= Task goal =
Start at the line that contains "Convert this screenshot", stop at the line that contains "Parse this screenshot: output", and repeat every line in that span, those two included, with no pictures.

= Excerpted data =

────────────────

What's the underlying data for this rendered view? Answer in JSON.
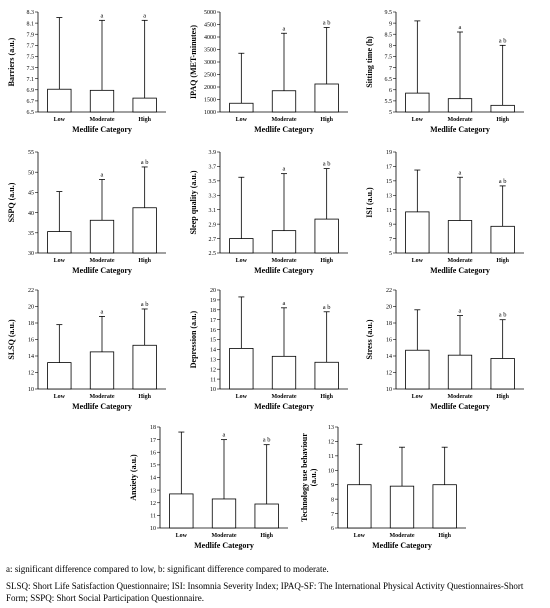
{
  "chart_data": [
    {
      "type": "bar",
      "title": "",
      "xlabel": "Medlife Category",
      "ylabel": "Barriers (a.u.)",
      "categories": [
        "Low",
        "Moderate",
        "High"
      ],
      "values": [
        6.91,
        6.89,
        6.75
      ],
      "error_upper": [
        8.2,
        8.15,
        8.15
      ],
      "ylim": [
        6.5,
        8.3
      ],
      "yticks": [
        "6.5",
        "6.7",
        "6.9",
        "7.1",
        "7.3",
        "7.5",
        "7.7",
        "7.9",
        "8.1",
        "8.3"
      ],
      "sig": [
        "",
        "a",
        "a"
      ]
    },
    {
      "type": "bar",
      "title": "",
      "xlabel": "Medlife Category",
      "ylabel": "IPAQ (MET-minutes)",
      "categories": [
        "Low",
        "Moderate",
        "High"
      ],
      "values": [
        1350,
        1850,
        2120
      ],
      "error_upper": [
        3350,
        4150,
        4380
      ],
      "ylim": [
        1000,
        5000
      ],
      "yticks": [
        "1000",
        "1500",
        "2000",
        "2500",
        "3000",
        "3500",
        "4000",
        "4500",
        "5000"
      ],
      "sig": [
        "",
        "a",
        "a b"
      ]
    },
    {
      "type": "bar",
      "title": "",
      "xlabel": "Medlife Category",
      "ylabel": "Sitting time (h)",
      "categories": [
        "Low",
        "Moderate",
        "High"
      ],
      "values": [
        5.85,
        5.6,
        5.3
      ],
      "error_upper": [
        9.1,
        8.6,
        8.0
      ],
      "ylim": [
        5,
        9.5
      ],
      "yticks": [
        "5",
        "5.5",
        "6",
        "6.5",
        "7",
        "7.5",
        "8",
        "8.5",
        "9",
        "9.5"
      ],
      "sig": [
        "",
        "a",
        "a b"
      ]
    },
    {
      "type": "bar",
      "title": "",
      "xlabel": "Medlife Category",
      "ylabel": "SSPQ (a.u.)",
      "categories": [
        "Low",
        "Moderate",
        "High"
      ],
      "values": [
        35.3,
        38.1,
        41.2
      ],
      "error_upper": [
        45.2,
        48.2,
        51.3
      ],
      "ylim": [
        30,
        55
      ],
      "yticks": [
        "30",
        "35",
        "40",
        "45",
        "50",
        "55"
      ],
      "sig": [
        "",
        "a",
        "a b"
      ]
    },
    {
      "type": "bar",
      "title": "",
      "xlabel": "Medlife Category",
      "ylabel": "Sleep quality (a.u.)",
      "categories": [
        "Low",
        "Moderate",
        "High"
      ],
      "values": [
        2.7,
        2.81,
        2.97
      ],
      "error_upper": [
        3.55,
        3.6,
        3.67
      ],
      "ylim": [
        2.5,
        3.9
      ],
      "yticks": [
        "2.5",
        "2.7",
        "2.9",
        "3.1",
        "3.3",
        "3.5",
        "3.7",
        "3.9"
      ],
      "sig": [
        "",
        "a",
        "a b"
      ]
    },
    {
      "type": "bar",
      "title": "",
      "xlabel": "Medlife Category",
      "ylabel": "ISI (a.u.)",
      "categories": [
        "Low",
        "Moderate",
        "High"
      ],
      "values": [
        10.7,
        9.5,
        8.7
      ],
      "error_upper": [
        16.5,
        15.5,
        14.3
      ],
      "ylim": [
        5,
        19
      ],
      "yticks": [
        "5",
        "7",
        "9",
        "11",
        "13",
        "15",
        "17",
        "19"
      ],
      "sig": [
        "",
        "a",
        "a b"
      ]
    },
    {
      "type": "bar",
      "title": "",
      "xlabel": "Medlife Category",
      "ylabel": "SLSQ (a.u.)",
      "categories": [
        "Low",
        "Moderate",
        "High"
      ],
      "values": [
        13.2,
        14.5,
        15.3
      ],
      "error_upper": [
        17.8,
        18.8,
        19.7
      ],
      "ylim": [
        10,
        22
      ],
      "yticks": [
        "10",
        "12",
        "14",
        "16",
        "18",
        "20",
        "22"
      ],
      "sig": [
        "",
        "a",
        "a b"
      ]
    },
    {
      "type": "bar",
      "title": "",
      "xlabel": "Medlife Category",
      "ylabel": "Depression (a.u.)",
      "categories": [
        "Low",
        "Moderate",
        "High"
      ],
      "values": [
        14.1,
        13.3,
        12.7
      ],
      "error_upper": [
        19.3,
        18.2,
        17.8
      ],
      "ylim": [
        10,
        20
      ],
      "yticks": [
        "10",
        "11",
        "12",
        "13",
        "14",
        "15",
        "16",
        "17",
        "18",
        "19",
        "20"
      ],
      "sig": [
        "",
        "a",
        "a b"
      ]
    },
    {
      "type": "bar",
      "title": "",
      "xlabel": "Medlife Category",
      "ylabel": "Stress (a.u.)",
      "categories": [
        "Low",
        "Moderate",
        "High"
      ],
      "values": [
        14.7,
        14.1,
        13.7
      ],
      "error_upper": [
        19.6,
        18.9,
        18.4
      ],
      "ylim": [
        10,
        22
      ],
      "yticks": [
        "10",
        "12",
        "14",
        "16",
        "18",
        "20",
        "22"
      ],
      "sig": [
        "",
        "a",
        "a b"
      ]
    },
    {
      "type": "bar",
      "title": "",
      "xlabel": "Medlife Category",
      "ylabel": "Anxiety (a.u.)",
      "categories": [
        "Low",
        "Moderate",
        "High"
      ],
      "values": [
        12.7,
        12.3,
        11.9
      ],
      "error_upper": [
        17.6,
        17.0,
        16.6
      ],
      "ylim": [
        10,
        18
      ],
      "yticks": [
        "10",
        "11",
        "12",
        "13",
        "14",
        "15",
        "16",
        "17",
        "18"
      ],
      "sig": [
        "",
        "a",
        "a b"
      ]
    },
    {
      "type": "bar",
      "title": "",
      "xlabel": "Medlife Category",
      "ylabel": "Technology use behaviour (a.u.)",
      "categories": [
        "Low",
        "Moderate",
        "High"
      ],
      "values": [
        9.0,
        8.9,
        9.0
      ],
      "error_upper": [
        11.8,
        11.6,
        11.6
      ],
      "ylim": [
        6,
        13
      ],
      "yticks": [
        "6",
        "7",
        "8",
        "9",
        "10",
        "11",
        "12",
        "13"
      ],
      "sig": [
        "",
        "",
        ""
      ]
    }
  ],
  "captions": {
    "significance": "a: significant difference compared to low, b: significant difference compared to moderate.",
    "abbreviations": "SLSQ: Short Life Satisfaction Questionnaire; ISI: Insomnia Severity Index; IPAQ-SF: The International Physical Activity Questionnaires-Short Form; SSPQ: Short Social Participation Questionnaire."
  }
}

────────────────

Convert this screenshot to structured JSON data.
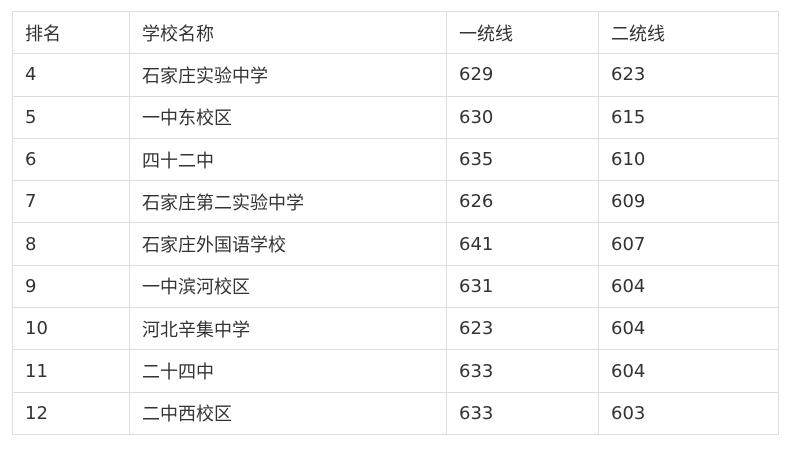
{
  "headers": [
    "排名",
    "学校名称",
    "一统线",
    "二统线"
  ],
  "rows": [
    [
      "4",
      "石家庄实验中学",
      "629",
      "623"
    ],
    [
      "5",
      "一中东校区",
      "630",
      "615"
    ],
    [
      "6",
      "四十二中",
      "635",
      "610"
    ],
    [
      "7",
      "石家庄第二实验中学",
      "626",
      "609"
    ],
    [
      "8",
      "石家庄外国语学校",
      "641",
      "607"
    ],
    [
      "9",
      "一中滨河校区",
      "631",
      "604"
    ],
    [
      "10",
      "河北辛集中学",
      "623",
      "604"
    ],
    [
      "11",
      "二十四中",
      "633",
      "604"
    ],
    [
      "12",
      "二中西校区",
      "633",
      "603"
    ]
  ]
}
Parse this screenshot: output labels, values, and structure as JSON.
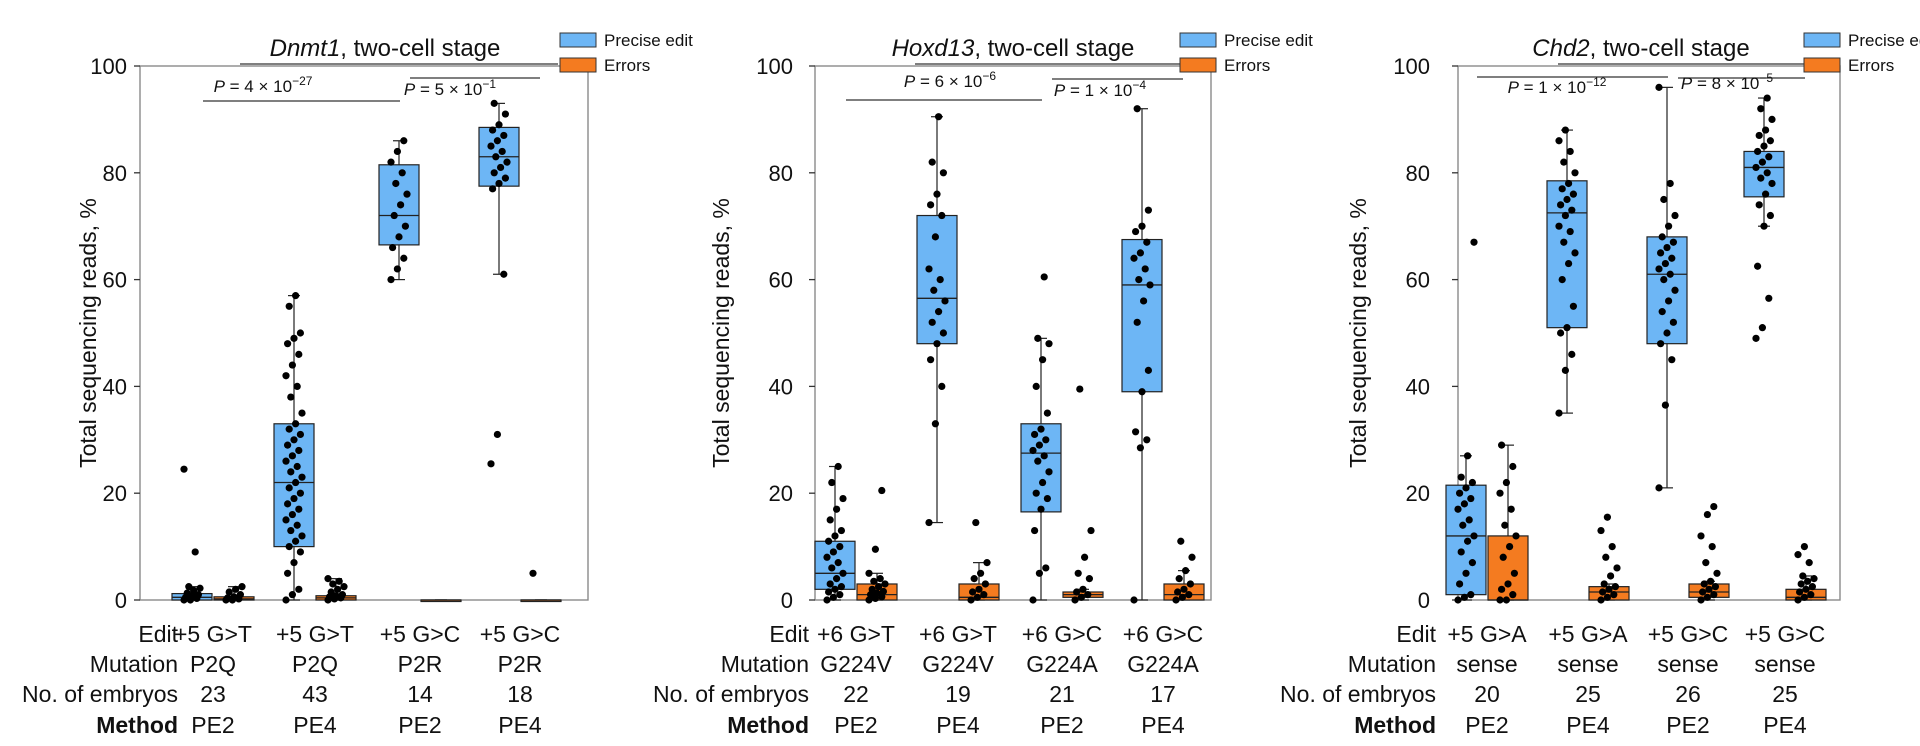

────────────────

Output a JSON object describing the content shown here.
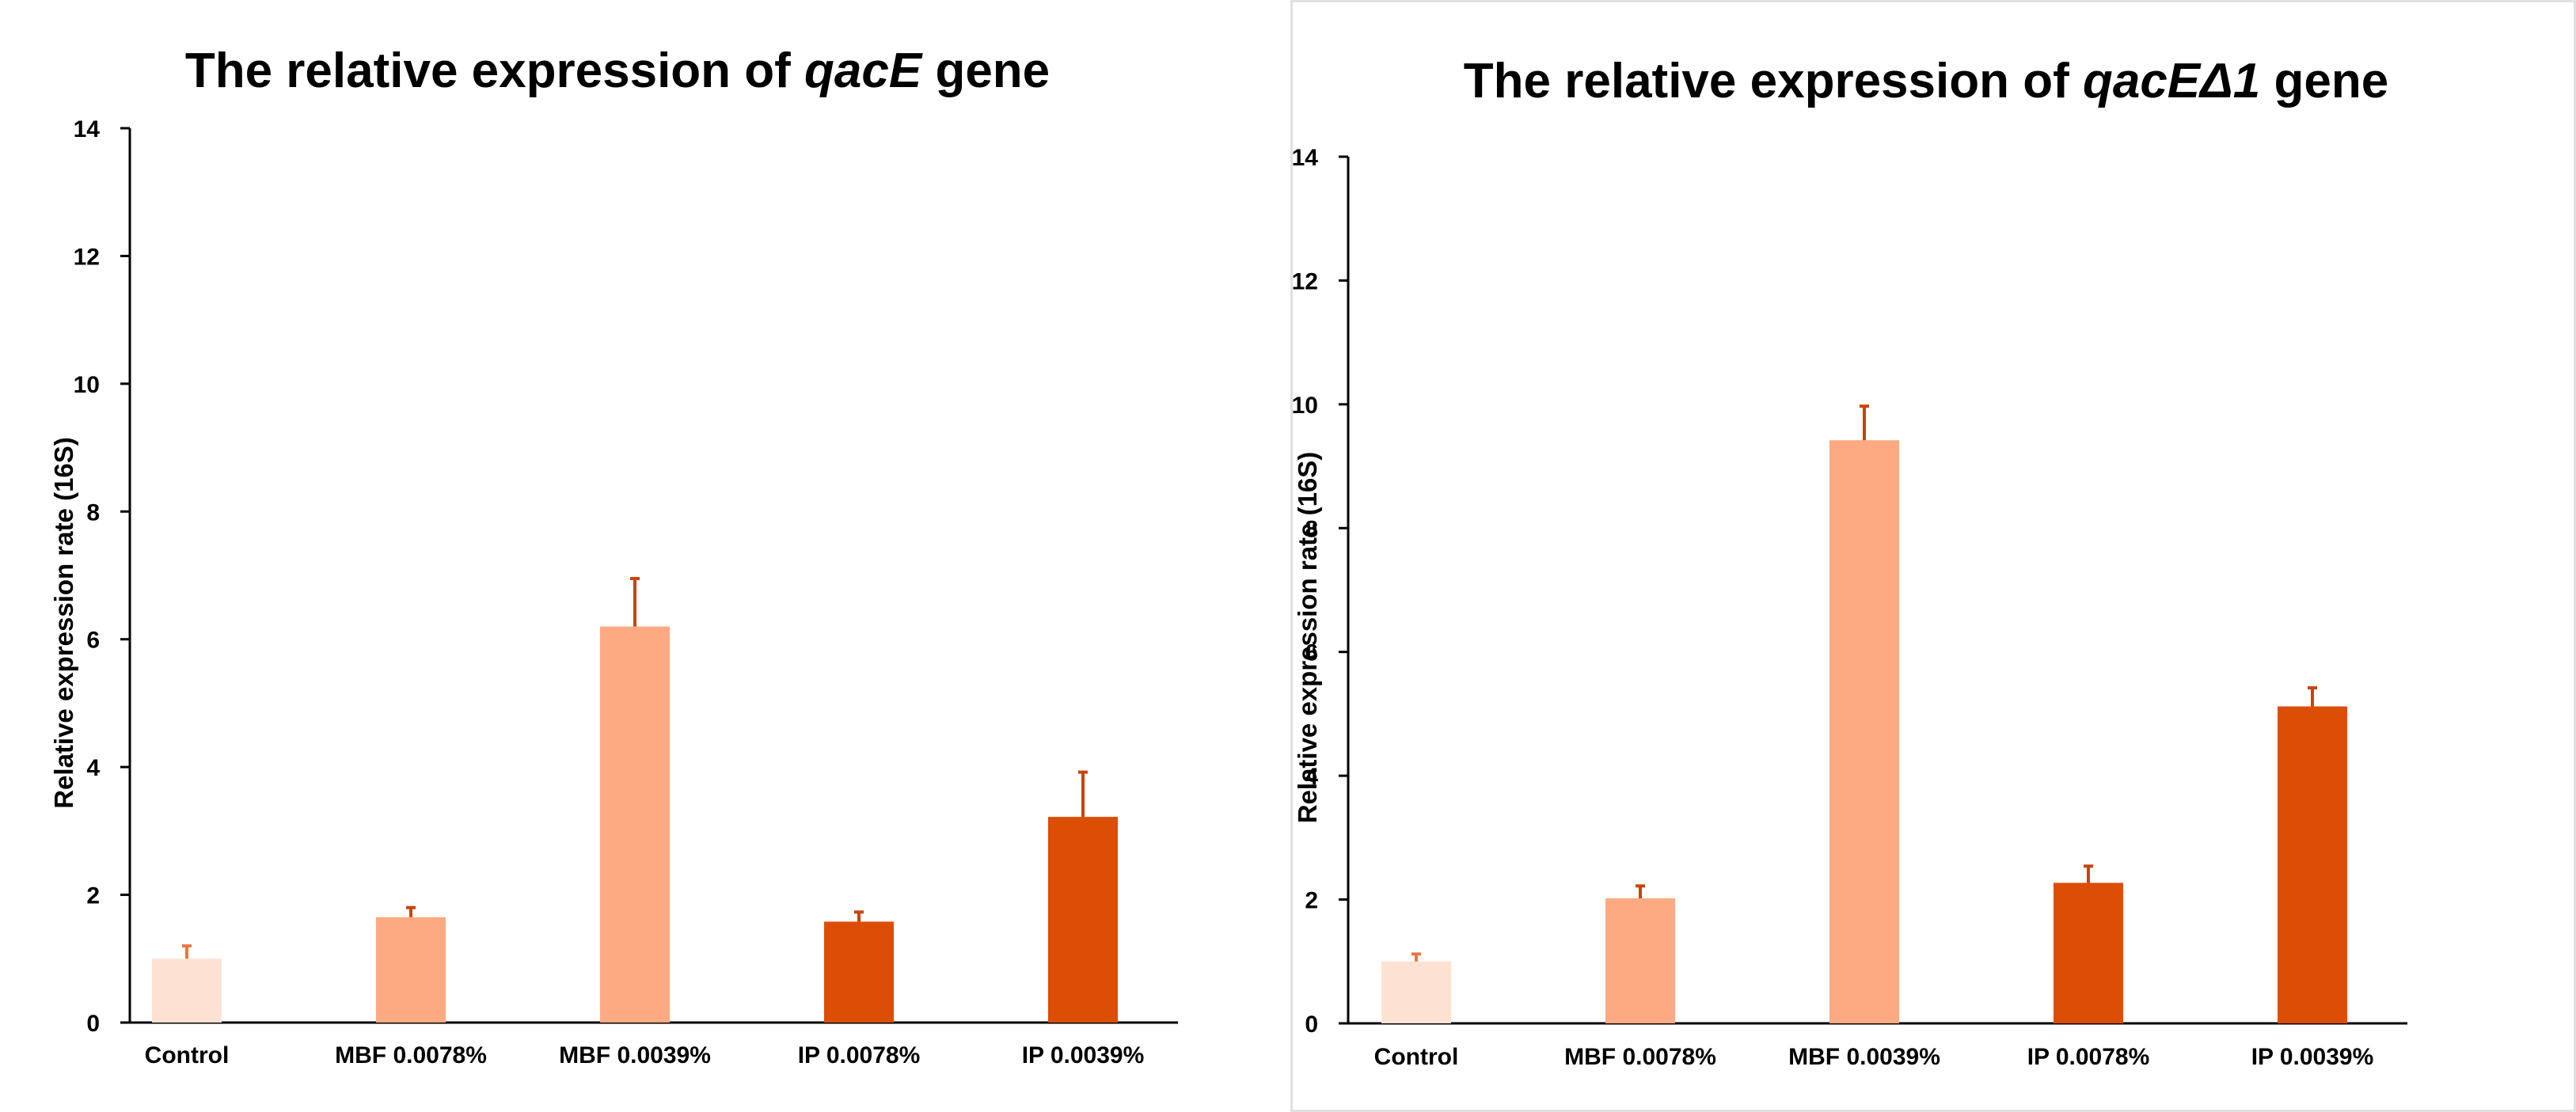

────────────────

= Final result =
Convert this screenshot to structured JSON data.
{
  "headers": [
    "排名",
    "学校名称",
    "一统线",
    "二统线"
  ],
  "rows": [
    [
      "4",
      "石家庄实验中学",
      "629",
      "623"
    ],
    [
      "5",
      "一中东校区",
      "630",
      "615"
    ],
    [
      "6",
      "四十二中",
      "635",
      "610"
    ],
    [
      "7",
      "石家庄第二实验中学",
      "626",
      "609"
    ],
    [
      "8",
      "石家庄外国语学校",
      "641",
      "607"
    ],
    [
      "9",
      "一中滨河校区",
      "631",
      "604"
    ],
    [
      "10",
      "河北辛集中学",
      "623",
      "604"
    ],
    [
      "11",
      "二十四中",
      "633",
      "604"
    ],
    [
      "12",
      "二中西校区",
      "633",
      "603"
    ]
  ]
}
Parse this screenshot: output labels, values, and structure as JSON.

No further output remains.